▸ **INPUT DATA**
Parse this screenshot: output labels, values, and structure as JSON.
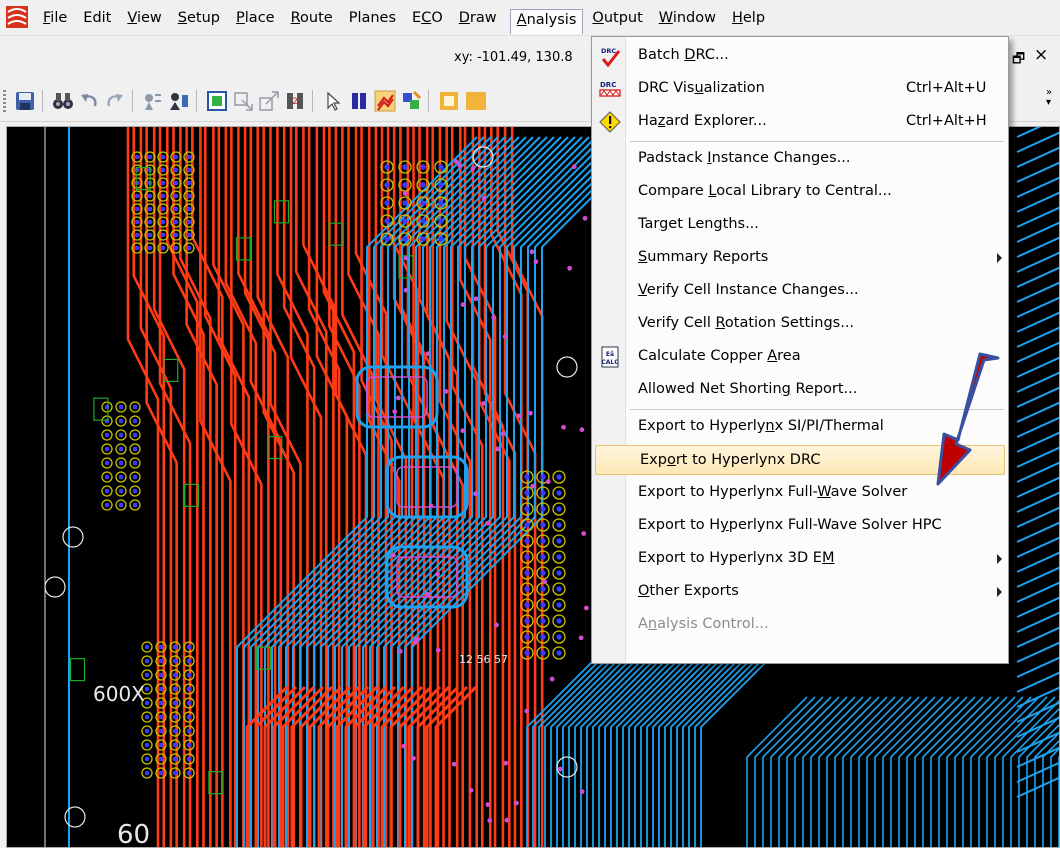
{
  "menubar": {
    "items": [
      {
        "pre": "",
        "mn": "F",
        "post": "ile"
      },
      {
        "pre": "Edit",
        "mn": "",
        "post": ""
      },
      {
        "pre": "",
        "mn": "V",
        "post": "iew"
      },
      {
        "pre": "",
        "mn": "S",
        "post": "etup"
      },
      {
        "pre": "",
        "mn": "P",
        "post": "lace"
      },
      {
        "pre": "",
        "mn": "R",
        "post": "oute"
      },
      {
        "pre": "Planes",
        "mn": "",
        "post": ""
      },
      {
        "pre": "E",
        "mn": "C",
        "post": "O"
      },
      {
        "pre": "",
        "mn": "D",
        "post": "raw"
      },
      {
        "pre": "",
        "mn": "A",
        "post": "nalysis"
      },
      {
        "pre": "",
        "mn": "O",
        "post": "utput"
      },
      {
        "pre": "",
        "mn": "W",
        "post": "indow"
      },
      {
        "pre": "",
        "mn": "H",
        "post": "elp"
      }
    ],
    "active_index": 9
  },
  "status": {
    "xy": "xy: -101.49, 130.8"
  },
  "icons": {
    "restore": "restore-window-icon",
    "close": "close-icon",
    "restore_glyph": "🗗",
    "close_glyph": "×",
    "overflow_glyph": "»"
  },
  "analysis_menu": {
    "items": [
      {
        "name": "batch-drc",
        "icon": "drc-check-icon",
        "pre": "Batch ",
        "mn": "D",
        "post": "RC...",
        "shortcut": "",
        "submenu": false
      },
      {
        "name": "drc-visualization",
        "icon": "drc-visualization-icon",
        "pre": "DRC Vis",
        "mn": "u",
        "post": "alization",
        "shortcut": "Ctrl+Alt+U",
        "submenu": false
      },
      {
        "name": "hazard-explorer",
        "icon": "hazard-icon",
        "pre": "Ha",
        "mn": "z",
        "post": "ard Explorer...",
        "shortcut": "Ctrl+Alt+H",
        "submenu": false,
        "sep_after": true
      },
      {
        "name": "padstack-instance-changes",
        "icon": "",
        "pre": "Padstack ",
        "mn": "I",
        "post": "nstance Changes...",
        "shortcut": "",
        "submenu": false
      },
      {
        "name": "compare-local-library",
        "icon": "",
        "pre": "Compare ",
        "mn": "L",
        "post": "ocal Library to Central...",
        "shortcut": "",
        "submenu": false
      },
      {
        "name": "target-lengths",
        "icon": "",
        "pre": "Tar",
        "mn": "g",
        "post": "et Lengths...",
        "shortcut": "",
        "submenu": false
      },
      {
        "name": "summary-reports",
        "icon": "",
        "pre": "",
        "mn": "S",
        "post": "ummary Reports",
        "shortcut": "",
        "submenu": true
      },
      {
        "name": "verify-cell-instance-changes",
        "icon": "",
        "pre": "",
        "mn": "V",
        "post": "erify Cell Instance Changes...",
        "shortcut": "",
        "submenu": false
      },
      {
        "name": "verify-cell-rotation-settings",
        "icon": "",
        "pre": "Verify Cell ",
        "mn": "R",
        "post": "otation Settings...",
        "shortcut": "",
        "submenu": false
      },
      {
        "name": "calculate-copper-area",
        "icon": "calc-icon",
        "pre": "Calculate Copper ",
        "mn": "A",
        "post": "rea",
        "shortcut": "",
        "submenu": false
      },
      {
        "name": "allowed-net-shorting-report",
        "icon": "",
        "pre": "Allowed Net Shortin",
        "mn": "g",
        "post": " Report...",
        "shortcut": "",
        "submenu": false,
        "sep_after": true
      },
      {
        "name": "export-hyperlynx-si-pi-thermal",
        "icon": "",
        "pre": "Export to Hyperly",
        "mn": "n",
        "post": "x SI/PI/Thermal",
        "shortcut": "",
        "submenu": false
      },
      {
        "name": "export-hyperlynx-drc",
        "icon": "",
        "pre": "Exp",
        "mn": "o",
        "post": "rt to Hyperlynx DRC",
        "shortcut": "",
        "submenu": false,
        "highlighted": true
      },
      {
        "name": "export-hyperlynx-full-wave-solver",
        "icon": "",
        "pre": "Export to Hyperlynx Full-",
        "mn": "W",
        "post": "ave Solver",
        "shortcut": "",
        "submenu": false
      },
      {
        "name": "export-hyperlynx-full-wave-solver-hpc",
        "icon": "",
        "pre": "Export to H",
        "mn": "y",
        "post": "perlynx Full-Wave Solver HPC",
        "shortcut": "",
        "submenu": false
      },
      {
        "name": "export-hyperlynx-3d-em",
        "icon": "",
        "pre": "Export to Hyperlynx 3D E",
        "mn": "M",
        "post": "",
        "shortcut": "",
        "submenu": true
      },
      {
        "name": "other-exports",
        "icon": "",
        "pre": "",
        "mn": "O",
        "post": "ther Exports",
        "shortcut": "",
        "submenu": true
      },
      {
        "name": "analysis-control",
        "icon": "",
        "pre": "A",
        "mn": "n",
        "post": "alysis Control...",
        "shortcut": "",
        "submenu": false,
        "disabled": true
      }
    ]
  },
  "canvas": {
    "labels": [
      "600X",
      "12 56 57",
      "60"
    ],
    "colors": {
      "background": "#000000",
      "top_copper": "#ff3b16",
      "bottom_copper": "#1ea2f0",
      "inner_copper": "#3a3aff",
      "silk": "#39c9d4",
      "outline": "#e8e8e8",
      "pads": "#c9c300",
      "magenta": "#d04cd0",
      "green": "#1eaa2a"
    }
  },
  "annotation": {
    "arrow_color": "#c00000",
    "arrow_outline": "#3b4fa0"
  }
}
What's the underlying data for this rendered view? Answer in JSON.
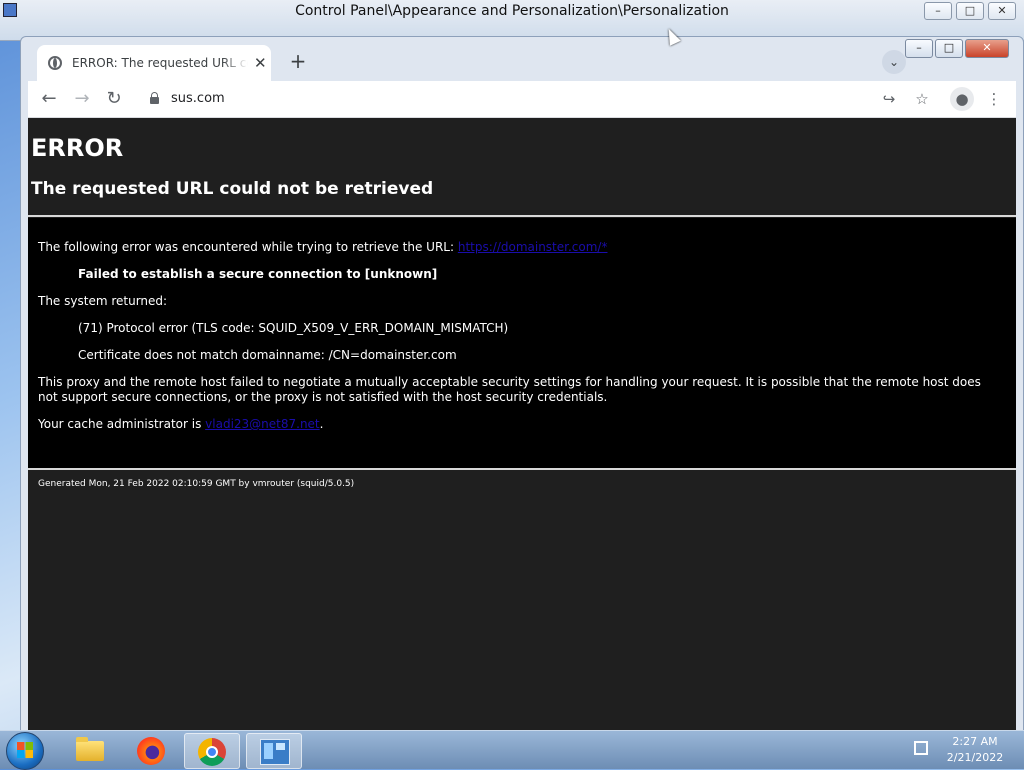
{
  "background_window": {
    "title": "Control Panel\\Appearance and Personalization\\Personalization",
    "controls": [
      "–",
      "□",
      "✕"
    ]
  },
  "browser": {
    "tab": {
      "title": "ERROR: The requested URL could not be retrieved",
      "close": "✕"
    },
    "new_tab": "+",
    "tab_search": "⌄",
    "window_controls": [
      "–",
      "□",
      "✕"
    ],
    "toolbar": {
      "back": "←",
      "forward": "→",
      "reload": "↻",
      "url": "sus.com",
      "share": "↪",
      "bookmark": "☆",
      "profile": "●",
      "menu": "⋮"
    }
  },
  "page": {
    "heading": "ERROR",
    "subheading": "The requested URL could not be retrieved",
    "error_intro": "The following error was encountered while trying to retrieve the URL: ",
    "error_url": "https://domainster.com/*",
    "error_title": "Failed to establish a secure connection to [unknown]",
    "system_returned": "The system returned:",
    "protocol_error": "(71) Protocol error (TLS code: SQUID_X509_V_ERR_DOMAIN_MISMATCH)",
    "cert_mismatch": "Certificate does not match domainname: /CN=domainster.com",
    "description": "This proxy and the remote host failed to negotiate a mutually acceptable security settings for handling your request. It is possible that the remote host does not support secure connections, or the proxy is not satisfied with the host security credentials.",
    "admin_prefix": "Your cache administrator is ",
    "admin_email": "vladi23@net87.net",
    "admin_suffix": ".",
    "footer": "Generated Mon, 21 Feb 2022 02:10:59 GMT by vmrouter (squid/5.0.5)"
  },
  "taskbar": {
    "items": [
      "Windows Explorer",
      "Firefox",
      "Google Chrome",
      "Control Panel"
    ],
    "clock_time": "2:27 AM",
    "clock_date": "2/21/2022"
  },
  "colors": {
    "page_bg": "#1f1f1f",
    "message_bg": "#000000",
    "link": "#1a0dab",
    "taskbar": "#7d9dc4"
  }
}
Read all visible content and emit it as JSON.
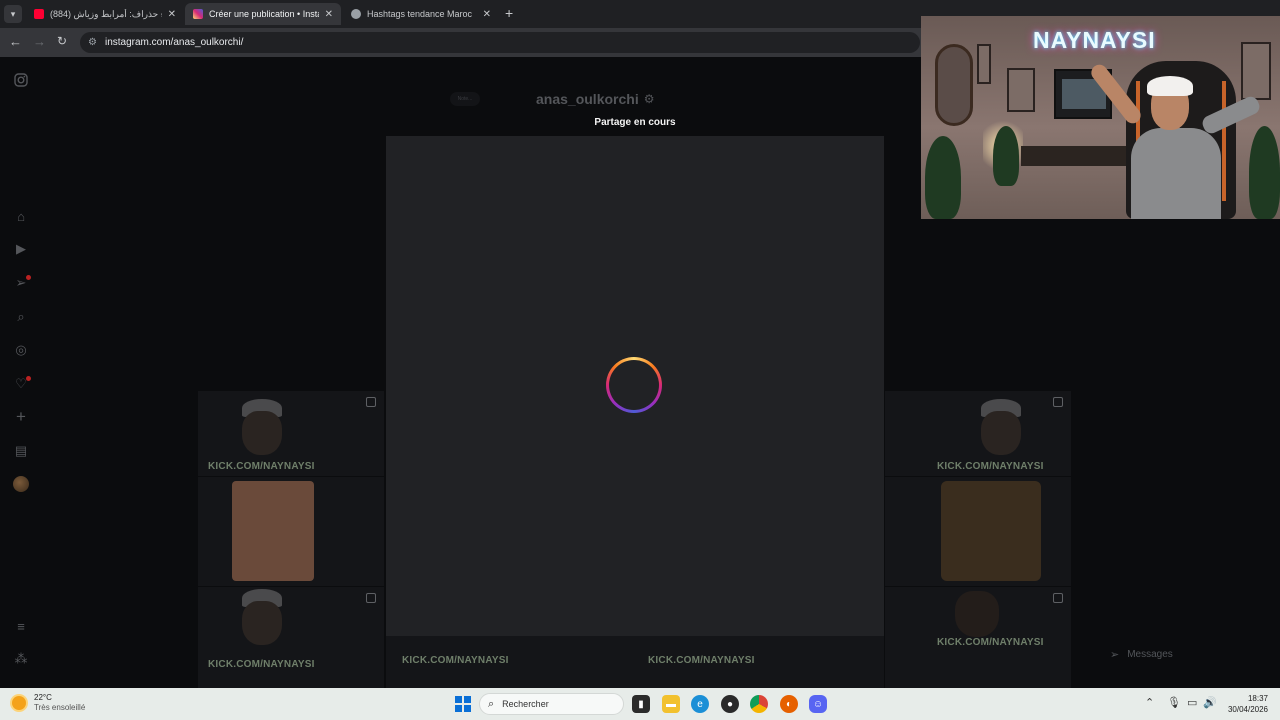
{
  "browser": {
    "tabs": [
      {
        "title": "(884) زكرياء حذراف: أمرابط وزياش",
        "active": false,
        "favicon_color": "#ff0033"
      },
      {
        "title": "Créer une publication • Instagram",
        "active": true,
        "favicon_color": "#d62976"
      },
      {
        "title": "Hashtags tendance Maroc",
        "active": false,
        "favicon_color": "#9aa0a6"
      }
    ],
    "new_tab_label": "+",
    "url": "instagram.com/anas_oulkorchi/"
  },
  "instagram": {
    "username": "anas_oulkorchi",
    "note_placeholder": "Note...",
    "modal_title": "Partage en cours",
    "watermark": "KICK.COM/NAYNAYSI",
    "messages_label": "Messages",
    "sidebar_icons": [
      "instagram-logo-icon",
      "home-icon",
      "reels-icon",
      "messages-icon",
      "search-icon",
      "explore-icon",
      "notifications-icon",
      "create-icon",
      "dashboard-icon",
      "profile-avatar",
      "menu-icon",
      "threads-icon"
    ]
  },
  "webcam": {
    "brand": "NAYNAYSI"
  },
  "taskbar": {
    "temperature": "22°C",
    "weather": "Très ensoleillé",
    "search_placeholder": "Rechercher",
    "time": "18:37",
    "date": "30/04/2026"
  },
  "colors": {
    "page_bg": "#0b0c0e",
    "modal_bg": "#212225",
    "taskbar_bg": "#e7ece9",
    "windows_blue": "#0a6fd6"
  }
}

▸ **WHAT IS REQUIRED**
Pull out all lines containing "labels".

▸ **RESPONSE**
Parse this screenshot: output labels, values, and structure as JSON.
    "labels": [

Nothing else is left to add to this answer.